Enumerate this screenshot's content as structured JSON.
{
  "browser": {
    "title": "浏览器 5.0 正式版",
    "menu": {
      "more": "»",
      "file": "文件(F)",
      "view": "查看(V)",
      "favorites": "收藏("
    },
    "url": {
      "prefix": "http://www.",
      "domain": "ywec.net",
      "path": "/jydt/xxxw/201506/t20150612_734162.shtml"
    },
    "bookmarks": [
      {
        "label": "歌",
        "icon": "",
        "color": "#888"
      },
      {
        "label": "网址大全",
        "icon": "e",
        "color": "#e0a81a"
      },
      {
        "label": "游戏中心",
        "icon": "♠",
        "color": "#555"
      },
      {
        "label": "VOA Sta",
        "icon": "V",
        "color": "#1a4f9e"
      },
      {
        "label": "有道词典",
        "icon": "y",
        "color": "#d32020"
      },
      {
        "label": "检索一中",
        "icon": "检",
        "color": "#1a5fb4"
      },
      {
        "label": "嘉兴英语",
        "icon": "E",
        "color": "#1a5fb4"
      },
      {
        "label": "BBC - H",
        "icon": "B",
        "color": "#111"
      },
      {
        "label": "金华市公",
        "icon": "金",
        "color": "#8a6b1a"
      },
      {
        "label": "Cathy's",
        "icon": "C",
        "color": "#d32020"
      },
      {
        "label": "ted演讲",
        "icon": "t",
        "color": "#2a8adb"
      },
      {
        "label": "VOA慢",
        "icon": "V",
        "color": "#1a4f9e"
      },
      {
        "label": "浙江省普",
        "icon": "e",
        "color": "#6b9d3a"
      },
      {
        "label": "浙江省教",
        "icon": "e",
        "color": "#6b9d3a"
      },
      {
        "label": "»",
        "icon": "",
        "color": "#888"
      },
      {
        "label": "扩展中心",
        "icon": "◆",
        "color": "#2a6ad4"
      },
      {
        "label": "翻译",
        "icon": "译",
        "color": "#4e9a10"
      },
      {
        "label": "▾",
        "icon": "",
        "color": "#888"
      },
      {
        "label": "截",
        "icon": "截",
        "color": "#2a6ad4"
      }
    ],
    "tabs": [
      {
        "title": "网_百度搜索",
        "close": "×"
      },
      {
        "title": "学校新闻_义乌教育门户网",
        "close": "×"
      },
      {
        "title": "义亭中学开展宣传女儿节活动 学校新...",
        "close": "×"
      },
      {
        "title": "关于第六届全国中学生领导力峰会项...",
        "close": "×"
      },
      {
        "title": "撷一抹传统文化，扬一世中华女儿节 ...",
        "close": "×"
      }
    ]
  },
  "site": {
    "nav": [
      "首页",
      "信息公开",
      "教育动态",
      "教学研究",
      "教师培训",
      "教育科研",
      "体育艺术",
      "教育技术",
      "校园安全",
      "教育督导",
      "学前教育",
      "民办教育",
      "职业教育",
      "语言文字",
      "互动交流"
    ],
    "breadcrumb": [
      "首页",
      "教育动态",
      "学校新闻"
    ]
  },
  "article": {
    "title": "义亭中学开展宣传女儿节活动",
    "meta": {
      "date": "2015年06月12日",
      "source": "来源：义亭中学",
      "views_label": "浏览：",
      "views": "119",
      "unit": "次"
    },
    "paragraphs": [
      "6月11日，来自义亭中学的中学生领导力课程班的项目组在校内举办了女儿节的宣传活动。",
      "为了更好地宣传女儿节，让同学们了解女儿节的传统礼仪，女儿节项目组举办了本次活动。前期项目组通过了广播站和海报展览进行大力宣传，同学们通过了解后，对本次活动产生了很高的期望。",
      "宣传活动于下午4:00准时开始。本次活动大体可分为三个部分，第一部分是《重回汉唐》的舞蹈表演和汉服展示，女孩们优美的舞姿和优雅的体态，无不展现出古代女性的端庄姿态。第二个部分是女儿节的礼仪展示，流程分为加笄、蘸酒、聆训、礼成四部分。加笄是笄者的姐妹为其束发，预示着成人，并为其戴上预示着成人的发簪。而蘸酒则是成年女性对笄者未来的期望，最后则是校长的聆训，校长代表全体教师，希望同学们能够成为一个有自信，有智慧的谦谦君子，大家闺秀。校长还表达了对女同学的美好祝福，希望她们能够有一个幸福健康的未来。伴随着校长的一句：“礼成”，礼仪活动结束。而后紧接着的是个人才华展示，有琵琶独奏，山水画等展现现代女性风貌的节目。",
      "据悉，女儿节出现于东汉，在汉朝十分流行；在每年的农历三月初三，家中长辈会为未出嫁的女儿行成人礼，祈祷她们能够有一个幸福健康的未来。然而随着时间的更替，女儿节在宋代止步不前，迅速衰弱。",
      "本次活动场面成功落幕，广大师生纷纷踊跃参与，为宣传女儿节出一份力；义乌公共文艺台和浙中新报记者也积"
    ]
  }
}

• **What is required**
Return the listing above in its exact form.

• **Exercise response**
Enumerate this screenshot's content as structured JSON.
{
  "browser": {
    "title": "浏览器 5.0 正式版",
    "menu": {
      "more": "»",
      "file": "文件(F)",
      "view": "查看(V)",
      "favorites": "收藏("
    },
    "url": {
      "prefix": "http://www.",
      "domain": "ywec.net",
      "path": "/jydt/xxxw/201506/t20150612_734162.shtml"
    },
    "bookmarks": [
      {
        "label": "歌",
        "icon": "",
        "color": "#888"
      },
      {
        "label": "网址大全",
        "icon": "e",
        "color": "#e0a81a"
      },
      {
        "label": "游戏中心",
        "icon": "♠",
        "color": "#555"
      },
      {
        "label": "VOA Sta",
        "icon": "V",
        "color": "#1a4f9e"
      },
      {
        "label": "有道词典",
        "icon": "y",
        "color": "#d32020"
      },
      {
        "label": "检索一中",
        "icon": "检",
        "color": "#1a5fb4"
      },
      {
        "label": "嘉兴英语",
        "icon": "E",
        "color": "#1a5fb4"
      },
      {
        "label": "BBC - H",
        "icon": "B",
        "color": "#111"
      },
      {
        "label": "金华市公",
        "icon": "金",
        "color": "#8a6b1a"
      },
      {
        "label": "Cathy's",
        "icon": "C",
        "color": "#d32020"
      },
      {
        "label": "ted演讲",
        "icon": "t",
        "color": "#2a8adb"
      },
      {
        "label": "VOA慢",
        "icon": "V",
        "color": "#1a4f9e"
      },
      {
        "label": "浙江省普",
        "icon": "e",
        "color": "#6b9d3a"
      },
      {
        "label": "浙江省教",
        "icon": "e",
        "color": "#6b9d3a"
      },
      {
        "label": "»",
        "icon": "",
        "color": "#888"
      },
      {
        "label": "扩展中心",
        "icon": "◆",
        "color": "#2a6ad4"
      },
      {
        "label": "翻译",
        "icon": "译",
        "color": "#4e9a10"
      },
      {
        "label": "▾",
        "icon": "",
        "color": "#888"
      },
      {
        "label": "截",
        "icon": "截",
        "color": "#2a6ad4"
      }
    ],
    "tabs": [
      {
        "title": "网_百度搜索",
        "close": "×"
      },
      {
        "title": "学校新闻_义乌教育门户网",
        "close": "×"
      },
      {
        "title": "义亭中学开展宣传女儿节活动 学校新...",
        "close": "×"
      },
      {
        "title": "关于第六届全国中学生领导力峰会项...",
        "close": "×"
      },
      {
        "title": "撷一抹传统文化，扬一世中华女儿节 ...",
        "close": "×"
      }
    ]
  },
  "site": {
    "nav": [
      "首页",
      "信息公开",
      "教育动态",
      "教学研究",
      "教师培训",
      "教育科研",
      "体育艺术",
      "教育技术",
      "校园安全",
      "教育督导",
      "学前教育",
      "民办教育",
      "职业教育",
      "语言文字",
      "互动交流"
    ],
    "breadcrumb": [
      "首页",
      "教育动态",
      "学校新闻"
    ]
  },
  "article": {
    "title": "义亭中学开展宣传女儿节活动",
    "meta": {
      "date": "2015年06月12日",
      "source": "来源：义亭中学",
      "views_label": "浏览：",
      "views": "119",
      "unit": "次"
    },
    "paragraphs": [
      "6月11日，来自义亭中学的中学生领导力课程班的项目组在校内举办了女儿节的宣传活动。",
      "为了更好地宣传女儿节，让同学们了解女儿节的传统礼仪，女儿节项目组举办了本次活动。前期项目组通过了广播站和海报展览进行大力宣传，同学们通过了解后，对本次活动产生了很高的期望。",
      "宣传活动于下午4:00准时开始。本次活动大体可分为三个部分，第一部分是《重回汉唐》的舞蹈表演和汉服展示，女孩们优美的舞姿和优雅的体态，无不展现出古代女性的端庄姿态。第二个部分是女儿节的礼仪展示，流程分为加笄、蘸酒、聆训、礼成四部分。加笄是笄者的姐妹为其束发，预示着成人，并为其戴上预示着成人的发簪。而蘸酒则是成年女性对笄者未来的期望，最后则是校长的聆训，校长代表全体教师，希望同学们能够成为一个有自信，有智慧的谦谦君子，大家闺秀。校长还表达了对女同学的美好祝福，希望她们能够有一个幸福健康的未来。伴随着校长的一句：“礼成”，礼仪活动结束。而后紧接着的是个人才华展示，有琵琶独奏，山水画等展现现代女性风貌的节目。",
      "据悉，女儿节出现于东汉，在汉朝十分流行；在每年的农历三月初三，家中长辈会为未出嫁的女儿行成人礼，祈祷她们能够有一个幸福健康的未来。然而随着时间的更替，女儿节在宋代止步不前，迅速衰弱。",
      "本次活动场面成功落幕，广大师生纷纷踊跃参与，为宣传女儿节出一份力；义乌公共文艺台和浙中新报记者也积"
    ]
  }
}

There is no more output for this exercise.